Provided entries:

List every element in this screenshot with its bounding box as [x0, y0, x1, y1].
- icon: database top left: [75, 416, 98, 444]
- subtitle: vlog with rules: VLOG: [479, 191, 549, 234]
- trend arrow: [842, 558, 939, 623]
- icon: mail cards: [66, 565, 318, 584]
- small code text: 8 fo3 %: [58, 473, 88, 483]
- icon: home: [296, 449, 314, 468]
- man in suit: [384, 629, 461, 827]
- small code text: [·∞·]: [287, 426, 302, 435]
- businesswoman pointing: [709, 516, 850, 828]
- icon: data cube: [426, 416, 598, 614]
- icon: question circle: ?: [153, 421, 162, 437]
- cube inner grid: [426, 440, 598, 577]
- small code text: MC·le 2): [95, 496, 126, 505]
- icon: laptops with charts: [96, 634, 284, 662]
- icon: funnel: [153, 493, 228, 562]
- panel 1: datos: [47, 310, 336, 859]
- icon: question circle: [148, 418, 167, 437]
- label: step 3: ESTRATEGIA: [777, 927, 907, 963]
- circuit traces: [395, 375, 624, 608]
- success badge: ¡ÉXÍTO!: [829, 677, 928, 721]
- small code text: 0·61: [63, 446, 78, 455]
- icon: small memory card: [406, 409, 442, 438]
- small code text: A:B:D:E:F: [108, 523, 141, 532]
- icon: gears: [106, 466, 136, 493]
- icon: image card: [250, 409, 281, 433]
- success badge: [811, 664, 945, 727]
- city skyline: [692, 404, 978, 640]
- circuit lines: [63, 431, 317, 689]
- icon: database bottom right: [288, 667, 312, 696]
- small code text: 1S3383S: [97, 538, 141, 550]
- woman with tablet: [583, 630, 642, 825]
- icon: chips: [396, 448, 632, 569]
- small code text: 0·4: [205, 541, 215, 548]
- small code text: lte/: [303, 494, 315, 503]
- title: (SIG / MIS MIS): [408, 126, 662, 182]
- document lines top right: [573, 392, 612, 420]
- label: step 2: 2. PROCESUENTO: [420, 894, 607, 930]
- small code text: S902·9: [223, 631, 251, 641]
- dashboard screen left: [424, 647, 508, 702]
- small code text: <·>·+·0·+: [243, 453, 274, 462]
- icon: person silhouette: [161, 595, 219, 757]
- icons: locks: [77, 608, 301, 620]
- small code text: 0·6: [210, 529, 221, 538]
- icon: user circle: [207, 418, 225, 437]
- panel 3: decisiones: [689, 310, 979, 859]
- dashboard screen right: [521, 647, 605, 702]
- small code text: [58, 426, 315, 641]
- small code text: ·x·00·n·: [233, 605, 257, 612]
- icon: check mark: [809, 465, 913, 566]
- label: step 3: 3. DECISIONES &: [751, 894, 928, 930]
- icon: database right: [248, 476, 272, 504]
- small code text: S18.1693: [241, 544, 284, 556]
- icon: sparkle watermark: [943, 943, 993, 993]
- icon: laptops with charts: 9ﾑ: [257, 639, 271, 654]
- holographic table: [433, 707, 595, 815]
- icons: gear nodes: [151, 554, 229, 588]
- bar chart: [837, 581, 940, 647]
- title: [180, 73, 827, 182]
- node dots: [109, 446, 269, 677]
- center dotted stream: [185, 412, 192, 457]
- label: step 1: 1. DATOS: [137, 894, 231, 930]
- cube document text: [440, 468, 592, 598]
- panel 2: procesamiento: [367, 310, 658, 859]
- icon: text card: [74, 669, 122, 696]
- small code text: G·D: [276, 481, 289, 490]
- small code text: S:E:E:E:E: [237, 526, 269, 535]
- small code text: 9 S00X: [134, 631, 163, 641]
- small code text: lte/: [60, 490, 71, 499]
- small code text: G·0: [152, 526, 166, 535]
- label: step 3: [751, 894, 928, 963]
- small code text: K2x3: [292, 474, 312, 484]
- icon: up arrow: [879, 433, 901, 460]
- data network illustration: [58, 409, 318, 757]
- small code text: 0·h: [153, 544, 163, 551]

--

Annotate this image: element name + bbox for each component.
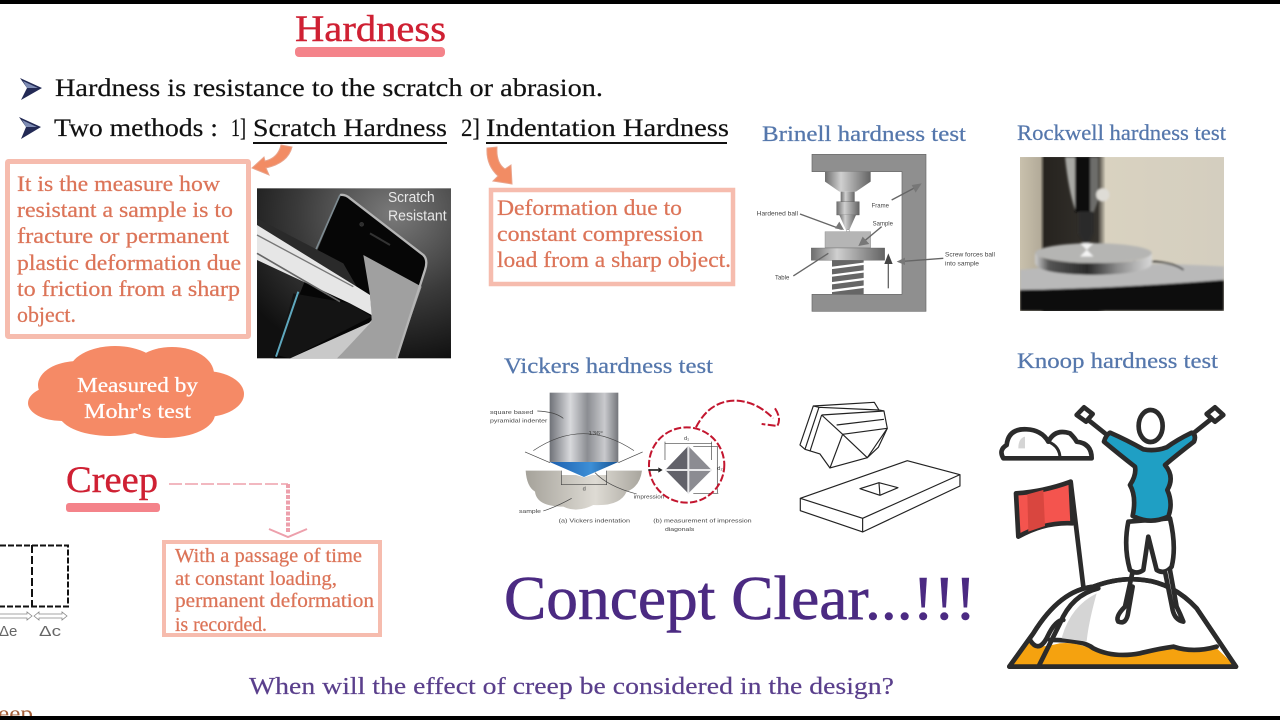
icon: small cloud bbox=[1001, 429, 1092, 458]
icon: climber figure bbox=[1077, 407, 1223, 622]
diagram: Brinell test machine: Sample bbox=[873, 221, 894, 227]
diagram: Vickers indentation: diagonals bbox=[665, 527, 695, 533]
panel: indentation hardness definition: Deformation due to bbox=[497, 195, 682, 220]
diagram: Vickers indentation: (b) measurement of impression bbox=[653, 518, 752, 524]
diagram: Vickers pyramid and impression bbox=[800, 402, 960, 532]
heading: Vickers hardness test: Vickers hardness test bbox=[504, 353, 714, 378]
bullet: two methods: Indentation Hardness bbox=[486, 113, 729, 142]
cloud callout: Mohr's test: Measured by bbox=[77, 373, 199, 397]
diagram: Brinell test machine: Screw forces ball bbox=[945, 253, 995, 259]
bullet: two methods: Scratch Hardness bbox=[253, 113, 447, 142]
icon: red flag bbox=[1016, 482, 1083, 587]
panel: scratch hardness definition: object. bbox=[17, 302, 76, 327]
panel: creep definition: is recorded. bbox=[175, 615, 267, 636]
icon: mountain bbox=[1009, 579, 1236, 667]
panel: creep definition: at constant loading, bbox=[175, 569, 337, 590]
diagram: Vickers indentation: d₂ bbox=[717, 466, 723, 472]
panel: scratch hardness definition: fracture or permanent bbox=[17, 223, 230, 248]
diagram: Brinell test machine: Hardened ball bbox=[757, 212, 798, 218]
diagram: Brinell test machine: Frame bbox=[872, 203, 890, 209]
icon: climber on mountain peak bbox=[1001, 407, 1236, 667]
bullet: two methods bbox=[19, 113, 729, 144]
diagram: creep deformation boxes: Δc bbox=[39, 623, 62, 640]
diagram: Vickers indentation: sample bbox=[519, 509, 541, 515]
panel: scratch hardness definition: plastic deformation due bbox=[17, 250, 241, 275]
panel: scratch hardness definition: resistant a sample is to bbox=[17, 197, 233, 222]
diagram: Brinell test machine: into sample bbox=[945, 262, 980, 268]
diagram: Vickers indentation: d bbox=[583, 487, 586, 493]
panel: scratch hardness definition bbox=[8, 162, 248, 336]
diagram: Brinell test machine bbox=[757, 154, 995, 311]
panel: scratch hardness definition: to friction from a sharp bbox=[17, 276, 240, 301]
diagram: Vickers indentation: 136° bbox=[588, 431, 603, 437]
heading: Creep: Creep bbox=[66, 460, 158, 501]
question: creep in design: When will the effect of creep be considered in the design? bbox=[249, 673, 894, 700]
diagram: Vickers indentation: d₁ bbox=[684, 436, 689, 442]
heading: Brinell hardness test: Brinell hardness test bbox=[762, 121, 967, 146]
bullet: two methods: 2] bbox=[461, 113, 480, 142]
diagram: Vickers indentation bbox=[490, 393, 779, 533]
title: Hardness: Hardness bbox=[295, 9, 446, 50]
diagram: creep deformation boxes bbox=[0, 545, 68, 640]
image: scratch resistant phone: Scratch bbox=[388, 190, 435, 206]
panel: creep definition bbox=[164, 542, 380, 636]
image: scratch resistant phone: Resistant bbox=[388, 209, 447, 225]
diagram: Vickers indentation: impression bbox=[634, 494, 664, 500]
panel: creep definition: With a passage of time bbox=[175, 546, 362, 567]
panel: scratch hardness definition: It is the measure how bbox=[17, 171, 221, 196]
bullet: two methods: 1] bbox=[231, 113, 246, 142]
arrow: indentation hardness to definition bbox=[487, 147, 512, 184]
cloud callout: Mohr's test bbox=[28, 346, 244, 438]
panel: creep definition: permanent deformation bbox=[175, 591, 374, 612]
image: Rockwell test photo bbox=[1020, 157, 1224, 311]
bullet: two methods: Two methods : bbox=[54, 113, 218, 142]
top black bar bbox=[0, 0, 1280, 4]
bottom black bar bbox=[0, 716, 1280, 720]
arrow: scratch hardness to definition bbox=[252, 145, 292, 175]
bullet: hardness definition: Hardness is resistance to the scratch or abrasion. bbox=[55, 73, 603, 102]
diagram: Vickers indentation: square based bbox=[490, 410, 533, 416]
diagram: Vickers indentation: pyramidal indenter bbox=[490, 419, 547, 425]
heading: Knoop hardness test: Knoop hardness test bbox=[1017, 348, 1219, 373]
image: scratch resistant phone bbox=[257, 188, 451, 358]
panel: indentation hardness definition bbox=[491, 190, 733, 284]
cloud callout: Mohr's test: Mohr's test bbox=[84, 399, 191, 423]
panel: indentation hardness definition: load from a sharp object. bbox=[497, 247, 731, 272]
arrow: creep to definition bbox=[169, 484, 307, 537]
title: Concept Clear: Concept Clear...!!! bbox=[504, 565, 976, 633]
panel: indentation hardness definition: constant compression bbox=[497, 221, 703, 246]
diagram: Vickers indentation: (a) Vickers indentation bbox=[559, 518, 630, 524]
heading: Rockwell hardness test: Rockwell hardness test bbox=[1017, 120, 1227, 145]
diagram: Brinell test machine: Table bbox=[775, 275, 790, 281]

---

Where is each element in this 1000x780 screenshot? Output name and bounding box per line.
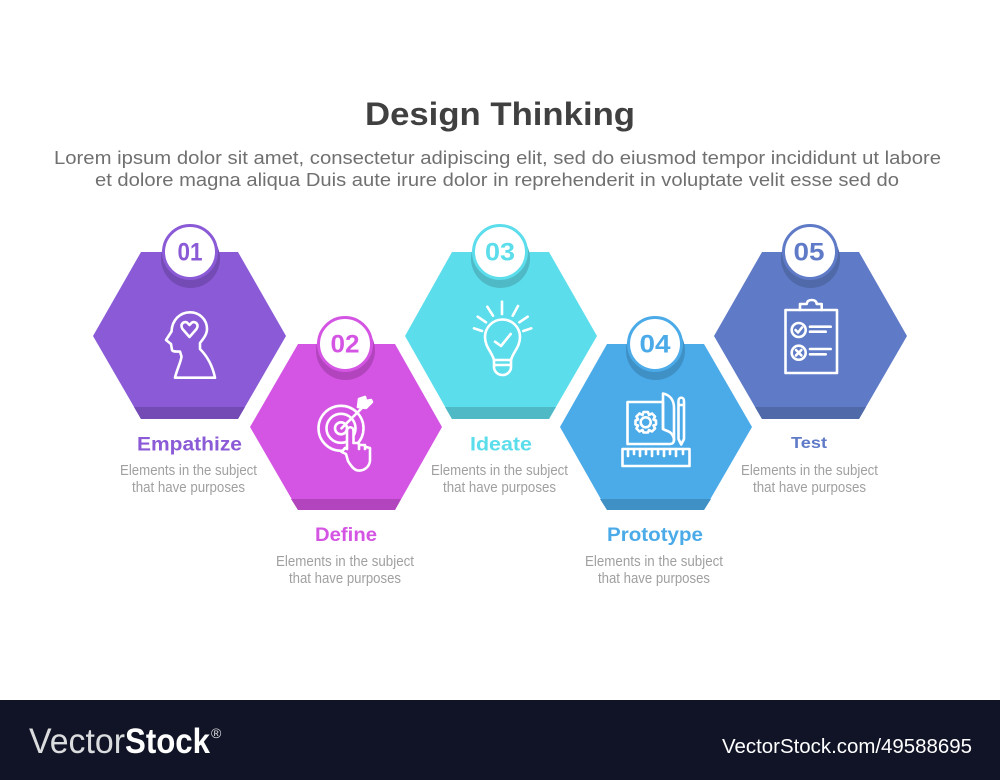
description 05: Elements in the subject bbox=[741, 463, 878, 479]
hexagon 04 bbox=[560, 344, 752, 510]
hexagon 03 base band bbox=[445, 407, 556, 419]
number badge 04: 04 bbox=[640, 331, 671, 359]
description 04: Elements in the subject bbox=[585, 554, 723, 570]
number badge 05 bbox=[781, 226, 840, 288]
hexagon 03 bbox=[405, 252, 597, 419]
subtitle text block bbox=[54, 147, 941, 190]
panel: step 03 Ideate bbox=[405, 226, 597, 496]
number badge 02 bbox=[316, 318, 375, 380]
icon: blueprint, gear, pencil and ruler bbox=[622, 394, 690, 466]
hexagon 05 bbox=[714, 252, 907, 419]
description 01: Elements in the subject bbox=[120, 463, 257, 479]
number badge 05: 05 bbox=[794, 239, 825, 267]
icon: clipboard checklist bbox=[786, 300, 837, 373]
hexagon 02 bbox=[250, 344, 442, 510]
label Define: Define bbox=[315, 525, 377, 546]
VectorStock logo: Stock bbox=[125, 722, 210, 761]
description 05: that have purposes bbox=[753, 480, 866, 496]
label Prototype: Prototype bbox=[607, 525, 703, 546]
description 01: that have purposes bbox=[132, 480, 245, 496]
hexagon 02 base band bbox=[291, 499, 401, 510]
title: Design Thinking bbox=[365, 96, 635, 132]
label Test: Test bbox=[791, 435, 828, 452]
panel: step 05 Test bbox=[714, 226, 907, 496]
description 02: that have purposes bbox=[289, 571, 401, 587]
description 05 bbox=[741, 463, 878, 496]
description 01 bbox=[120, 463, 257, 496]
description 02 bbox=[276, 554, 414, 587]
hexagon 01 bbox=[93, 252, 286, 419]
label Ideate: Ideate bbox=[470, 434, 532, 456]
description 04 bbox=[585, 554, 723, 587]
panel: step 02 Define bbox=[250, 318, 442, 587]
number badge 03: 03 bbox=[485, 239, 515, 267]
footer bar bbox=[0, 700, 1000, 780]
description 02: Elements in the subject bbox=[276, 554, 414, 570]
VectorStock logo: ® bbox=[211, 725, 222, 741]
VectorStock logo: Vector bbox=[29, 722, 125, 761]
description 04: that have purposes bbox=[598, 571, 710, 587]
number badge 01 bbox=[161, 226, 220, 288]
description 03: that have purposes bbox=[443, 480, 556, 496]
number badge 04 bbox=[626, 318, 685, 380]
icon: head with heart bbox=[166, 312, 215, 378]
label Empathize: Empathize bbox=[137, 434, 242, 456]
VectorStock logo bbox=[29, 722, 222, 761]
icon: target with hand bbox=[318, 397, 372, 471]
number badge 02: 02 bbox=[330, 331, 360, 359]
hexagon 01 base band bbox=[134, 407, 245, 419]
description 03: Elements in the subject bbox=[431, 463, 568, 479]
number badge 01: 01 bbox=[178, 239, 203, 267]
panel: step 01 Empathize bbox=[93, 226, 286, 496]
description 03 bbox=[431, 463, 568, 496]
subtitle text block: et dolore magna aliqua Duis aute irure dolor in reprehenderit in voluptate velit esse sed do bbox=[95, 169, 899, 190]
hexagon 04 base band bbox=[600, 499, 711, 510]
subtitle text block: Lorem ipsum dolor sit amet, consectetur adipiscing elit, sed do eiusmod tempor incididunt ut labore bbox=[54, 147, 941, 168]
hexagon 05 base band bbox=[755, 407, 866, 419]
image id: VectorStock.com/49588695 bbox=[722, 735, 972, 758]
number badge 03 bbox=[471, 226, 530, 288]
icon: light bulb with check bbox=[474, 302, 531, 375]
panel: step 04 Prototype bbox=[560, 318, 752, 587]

Exercise task:
Arrange the rows from the line containing "icon: small cloud bbox=[1001, 429, 1092, 458]" up to and including the line containing "diagram: Vickers pyramid" as a Markdown table with the columns No. and Entry. Skip any blank lines.

Reply:
| No. | Entry |
|---|---|
| 1 | icon: small cloud bbox=[1001, 429, 1092, 458] |
| 2 | icon: climber figure bbox=[1077, 407, 1223, 622] |
| 3 | diagram: Brinell test machine: Sample bbox=[873, 221, 894, 227] |
| 4 | diagram: Vickers indentation: diagonals bbox=[665, 527, 695, 533] |
| 5 | panel: indentation hardness definition: Deformation due to bbox=[497, 195, 682, 220] |
| 6 | diagram: Vickers indentation: (b) measurement of impression bbox=[653, 518, 752, 524] |
| 7 | diagram: Vickers pyramid and impression bbox=[800, 402, 960, 532] |